** BEGIN **

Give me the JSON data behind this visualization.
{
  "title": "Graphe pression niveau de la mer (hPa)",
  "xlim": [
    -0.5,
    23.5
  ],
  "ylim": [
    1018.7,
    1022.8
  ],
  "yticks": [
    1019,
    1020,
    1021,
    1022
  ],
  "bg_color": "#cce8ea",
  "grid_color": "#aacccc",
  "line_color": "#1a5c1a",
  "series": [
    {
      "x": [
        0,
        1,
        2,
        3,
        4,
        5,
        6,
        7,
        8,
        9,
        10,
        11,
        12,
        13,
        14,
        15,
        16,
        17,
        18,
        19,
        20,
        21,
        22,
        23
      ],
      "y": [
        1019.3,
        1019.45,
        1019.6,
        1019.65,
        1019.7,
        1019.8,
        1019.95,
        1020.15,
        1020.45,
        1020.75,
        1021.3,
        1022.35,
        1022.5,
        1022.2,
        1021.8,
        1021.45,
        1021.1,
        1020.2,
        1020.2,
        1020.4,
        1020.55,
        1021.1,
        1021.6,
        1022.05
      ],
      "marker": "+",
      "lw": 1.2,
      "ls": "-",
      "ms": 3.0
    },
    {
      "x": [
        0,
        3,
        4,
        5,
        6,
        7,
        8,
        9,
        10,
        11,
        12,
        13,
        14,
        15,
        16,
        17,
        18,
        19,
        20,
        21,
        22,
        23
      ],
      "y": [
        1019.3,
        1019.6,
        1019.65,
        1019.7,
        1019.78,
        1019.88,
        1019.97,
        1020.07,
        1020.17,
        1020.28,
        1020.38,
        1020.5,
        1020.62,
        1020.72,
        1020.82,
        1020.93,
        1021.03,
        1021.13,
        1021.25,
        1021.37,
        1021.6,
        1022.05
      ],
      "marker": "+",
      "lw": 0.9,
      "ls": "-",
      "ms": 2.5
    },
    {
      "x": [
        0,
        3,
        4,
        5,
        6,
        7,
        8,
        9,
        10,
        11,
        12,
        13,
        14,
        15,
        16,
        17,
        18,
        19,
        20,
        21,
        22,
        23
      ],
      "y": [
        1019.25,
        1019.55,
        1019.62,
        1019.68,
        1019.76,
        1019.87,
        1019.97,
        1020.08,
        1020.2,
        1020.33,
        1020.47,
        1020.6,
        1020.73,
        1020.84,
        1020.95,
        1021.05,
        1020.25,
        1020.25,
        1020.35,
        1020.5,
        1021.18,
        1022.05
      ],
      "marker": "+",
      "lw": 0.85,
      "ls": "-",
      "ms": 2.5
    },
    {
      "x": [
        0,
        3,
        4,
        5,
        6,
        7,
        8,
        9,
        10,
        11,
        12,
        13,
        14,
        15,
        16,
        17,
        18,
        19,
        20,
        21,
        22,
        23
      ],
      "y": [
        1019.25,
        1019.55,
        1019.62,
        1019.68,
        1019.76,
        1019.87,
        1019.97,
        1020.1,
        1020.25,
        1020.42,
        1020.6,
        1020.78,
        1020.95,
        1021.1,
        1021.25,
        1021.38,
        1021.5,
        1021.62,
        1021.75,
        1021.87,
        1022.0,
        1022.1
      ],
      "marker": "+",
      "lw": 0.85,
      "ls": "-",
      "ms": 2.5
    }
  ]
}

** END **

**EXERCISE PROMPT:**
Return all of the entries exactly as written.

**EXPECTED OUTPUT:**
Give me the JSON data behind this visualization.
{
  "title": "Graphe pression niveau de la mer (hPa)",
  "xlim": [
    -0.5,
    23.5
  ],
  "ylim": [
    1018.7,
    1022.8
  ],
  "yticks": [
    1019,
    1020,
    1021,
    1022
  ],
  "bg_color": "#cce8ea",
  "grid_color": "#aacccc",
  "line_color": "#1a5c1a",
  "series": [
    {
      "x": [
        0,
        1,
        2,
        3,
        4,
        5,
        6,
        7,
        8,
        9,
        10,
        11,
        12,
        13,
        14,
        15,
        16,
        17,
        18,
        19,
        20,
        21,
        22,
        23
      ],
      "y": [
        1019.3,
        1019.45,
        1019.6,
        1019.65,
        1019.7,
        1019.8,
        1019.95,
        1020.15,
        1020.45,
        1020.75,
        1021.3,
        1022.35,
        1022.5,
        1022.2,
        1021.8,
        1021.45,
        1021.1,
        1020.2,
        1020.2,
        1020.4,
        1020.55,
        1021.1,
        1021.6,
        1022.05
      ],
      "marker": "+",
      "lw": 1.2,
      "ls": "-",
      "ms": 3.0
    },
    {
      "x": [
        0,
        3,
        4,
        5,
        6,
        7,
        8,
        9,
        10,
        11,
        12,
        13,
        14,
        15,
        16,
        17,
        18,
        19,
        20,
        21,
        22,
        23
      ],
      "y": [
        1019.3,
        1019.6,
        1019.65,
        1019.7,
        1019.78,
        1019.88,
        1019.97,
        1020.07,
        1020.17,
        1020.28,
        1020.38,
        1020.5,
        1020.62,
        1020.72,
        1020.82,
        1020.93,
        1021.03,
        1021.13,
        1021.25,
        1021.37,
        1021.6,
        1022.05
      ],
      "marker": "+",
      "lw": 0.9,
      "ls": "-",
      "ms": 2.5
    },
    {
      "x": [
        0,
        3,
        4,
        5,
        6,
        7,
        8,
        9,
        10,
        11,
        12,
        13,
        14,
        15,
        16,
        17,
        18,
        19,
        20,
        21,
        22,
        23
      ],
      "y": [
        1019.25,
        1019.55,
        1019.62,
        1019.68,
        1019.76,
        1019.87,
        1019.97,
        1020.08,
        1020.2,
        1020.33,
        1020.47,
        1020.6,
        1020.73,
        1020.84,
        1020.95,
        1021.05,
        1020.25,
        1020.25,
        1020.35,
        1020.5,
        1021.18,
        1022.05
      ],
      "marker": "+",
      "lw": 0.85,
      "ls": "-",
      "ms": 2.5
    },
    {
      "x": [
        0,
        3,
        4,
        5,
        6,
        7,
        8,
        9,
        10,
        11,
        12,
        13,
        14,
        15,
        16,
        17,
        18,
        19,
        20,
        21,
        22,
        23
      ],
      "y": [
        1019.25,
        1019.55,
        1019.62,
        1019.68,
        1019.76,
        1019.87,
        1019.97,
        1020.1,
        1020.25,
        1020.42,
        1020.6,
        1020.78,
        1020.95,
        1021.1,
        1021.25,
        1021.38,
        1021.5,
        1021.62,
        1021.75,
        1021.87,
        1022.0,
        1022.1
      ],
      "marker": "+",
      "lw": 0.85,
      "ls": "-",
      "ms": 2.5
    }
  ]
}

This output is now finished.